[PROVIDED RECORDS]
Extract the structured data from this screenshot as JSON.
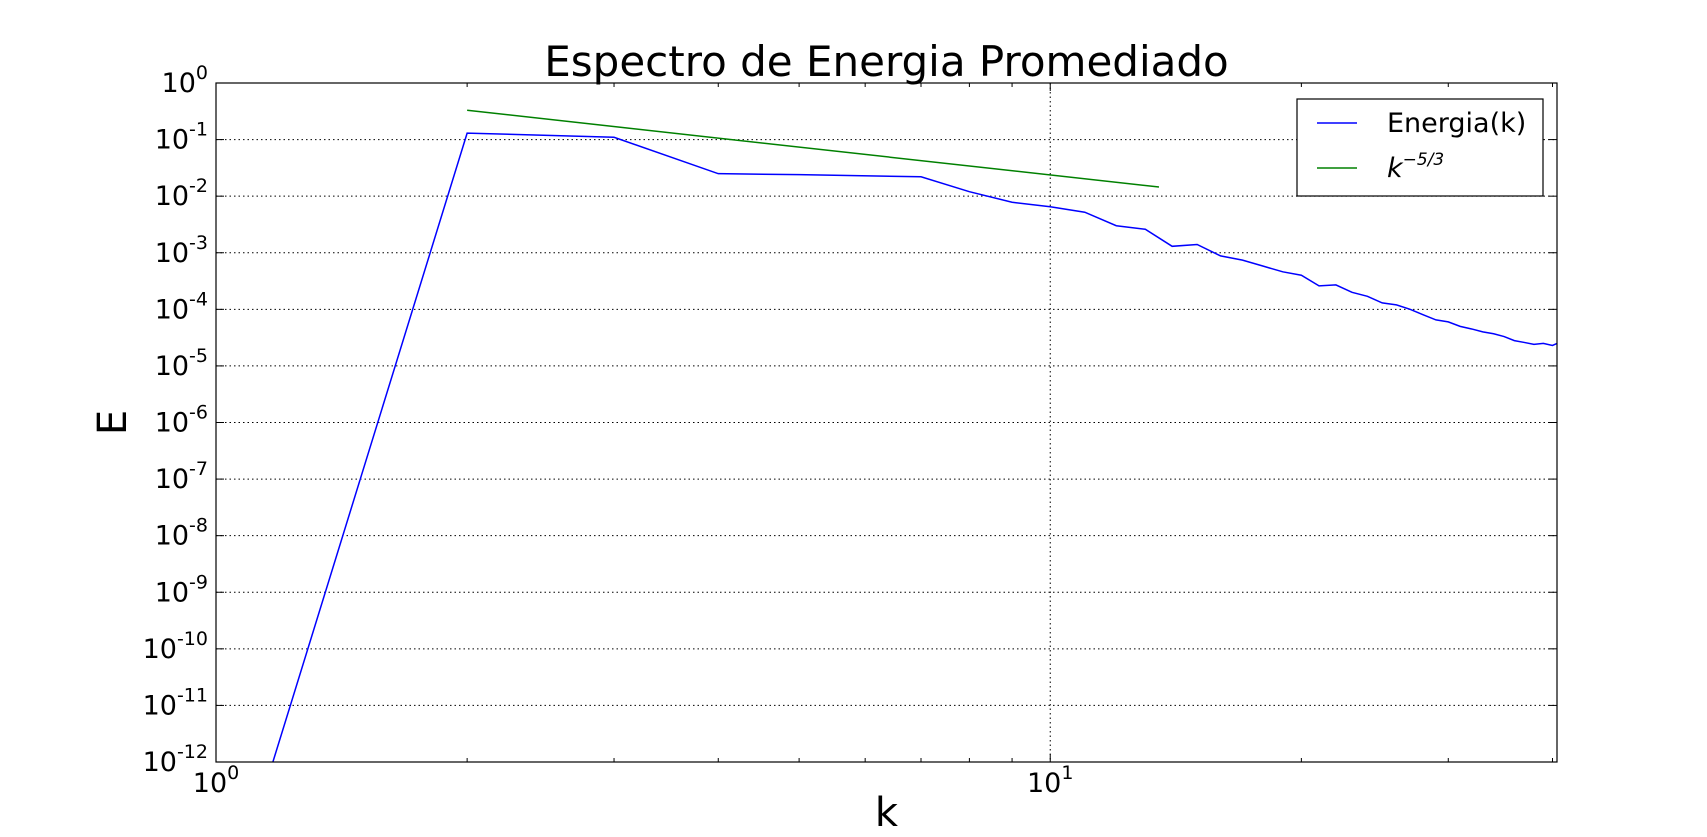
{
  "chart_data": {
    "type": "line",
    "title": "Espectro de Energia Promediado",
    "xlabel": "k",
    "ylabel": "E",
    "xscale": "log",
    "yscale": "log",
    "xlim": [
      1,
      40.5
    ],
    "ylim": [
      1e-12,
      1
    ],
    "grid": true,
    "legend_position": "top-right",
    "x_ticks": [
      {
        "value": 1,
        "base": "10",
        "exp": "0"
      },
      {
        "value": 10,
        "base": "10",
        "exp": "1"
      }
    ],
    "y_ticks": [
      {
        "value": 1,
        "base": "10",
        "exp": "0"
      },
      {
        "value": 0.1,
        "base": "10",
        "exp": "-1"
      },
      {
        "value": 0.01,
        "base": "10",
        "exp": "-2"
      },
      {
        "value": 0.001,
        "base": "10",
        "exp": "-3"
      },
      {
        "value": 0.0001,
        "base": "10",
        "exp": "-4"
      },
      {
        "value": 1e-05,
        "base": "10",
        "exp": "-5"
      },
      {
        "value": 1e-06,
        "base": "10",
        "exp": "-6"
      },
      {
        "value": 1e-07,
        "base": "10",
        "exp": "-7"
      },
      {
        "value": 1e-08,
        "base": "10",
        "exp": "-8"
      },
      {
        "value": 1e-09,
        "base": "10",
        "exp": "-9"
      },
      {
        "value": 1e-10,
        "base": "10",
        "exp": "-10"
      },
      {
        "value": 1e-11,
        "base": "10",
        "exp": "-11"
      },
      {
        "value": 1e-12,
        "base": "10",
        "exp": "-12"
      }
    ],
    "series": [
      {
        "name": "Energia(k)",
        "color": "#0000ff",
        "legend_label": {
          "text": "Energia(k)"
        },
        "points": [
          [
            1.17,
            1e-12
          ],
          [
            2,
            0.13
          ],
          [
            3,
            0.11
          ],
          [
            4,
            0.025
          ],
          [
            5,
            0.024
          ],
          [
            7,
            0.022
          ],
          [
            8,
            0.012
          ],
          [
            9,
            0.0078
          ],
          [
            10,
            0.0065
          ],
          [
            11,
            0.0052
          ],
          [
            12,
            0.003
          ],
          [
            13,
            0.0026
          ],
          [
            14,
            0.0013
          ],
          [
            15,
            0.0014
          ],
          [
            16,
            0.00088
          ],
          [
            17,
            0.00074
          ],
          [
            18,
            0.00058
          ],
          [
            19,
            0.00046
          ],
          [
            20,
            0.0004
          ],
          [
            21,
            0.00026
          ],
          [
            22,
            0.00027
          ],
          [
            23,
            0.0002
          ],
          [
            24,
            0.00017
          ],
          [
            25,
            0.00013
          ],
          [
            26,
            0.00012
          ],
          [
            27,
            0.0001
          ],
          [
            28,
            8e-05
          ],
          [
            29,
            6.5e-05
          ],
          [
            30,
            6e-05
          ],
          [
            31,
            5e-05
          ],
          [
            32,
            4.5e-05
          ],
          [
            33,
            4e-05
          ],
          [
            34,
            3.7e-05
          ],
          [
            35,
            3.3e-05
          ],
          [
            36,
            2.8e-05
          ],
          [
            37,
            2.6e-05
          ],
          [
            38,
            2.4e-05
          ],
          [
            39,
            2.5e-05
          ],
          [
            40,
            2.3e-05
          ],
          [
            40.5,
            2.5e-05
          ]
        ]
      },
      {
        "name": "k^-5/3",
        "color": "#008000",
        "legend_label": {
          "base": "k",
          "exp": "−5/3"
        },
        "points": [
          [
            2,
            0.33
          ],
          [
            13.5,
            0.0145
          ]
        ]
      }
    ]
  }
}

[EXERCISE] Every line of the data should be copied as it stands, without the images.

[TASK SOLUTION]
Extract the structured data from this screenshot as JSON.
{
  "chart_data": {
    "type": "line",
    "title": "Espectro de Energia Promediado",
    "xlabel": "k",
    "ylabel": "E",
    "xscale": "log",
    "yscale": "log",
    "xlim": [
      1,
      40.5
    ],
    "ylim": [
      1e-12,
      1
    ],
    "grid": true,
    "legend_position": "top-right",
    "x_ticks": [
      {
        "value": 1,
        "base": "10",
        "exp": "0"
      },
      {
        "value": 10,
        "base": "10",
        "exp": "1"
      }
    ],
    "y_ticks": [
      {
        "value": 1,
        "base": "10",
        "exp": "0"
      },
      {
        "value": 0.1,
        "base": "10",
        "exp": "-1"
      },
      {
        "value": 0.01,
        "base": "10",
        "exp": "-2"
      },
      {
        "value": 0.001,
        "base": "10",
        "exp": "-3"
      },
      {
        "value": 0.0001,
        "base": "10",
        "exp": "-4"
      },
      {
        "value": 1e-05,
        "base": "10",
        "exp": "-5"
      },
      {
        "value": 1e-06,
        "base": "10",
        "exp": "-6"
      },
      {
        "value": 1e-07,
        "base": "10",
        "exp": "-7"
      },
      {
        "value": 1e-08,
        "base": "10",
        "exp": "-8"
      },
      {
        "value": 1e-09,
        "base": "10",
        "exp": "-9"
      },
      {
        "value": 1e-10,
        "base": "10",
        "exp": "-10"
      },
      {
        "value": 1e-11,
        "base": "10",
        "exp": "-11"
      },
      {
        "value": 1e-12,
        "base": "10",
        "exp": "-12"
      }
    ],
    "series": [
      {
        "name": "Energia(k)",
        "color": "#0000ff",
        "legend_label": {
          "text": "Energia(k)"
        },
        "points": [
          [
            1.17,
            1e-12
          ],
          [
            2,
            0.13
          ],
          [
            3,
            0.11
          ],
          [
            4,
            0.025
          ],
          [
            5,
            0.024
          ],
          [
            7,
            0.022
          ],
          [
            8,
            0.012
          ],
          [
            9,
            0.0078
          ],
          [
            10,
            0.0065
          ],
          [
            11,
            0.0052
          ],
          [
            12,
            0.003
          ],
          [
            13,
            0.0026
          ],
          [
            14,
            0.0013
          ],
          [
            15,
            0.0014
          ],
          [
            16,
            0.00088
          ],
          [
            17,
            0.00074
          ],
          [
            18,
            0.00058
          ],
          [
            19,
            0.00046
          ],
          [
            20,
            0.0004
          ],
          [
            21,
            0.00026
          ],
          [
            22,
            0.00027
          ],
          [
            23,
            0.0002
          ],
          [
            24,
            0.00017
          ],
          [
            25,
            0.00013
          ],
          [
            26,
            0.00012
          ],
          [
            27,
            0.0001
          ],
          [
            28,
            8e-05
          ],
          [
            29,
            6.5e-05
          ],
          [
            30,
            6e-05
          ],
          [
            31,
            5e-05
          ],
          [
            32,
            4.5e-05
          ],
          [
            33,
            4e-05
          ],
          [
            34,
            3.7e-05
          ],
          [
            35,
            3.3e-05
          ],
          [
            36,
            2.8e-05
          ],
          [
            37,
            2.6e-05
          ],
          [
            38,
            2.4e-05
          ],
          [
            39,
            2.5e-05
          ],
          [
            40,
            2.3e-05
          ],
          [
            40.5,
            2.5e-05
          ]
        ]
      },
      {
        "name": "k^-5/3",
        "color": "#008000",
        "legend_label": {
          "base": "k",
          "exp": "−5/3"
        },
        "points": [
          [
            2,
            0.33
          ],
          [
            13.5,
            0.0145
          ]
        ]
      }
    ]
  }
}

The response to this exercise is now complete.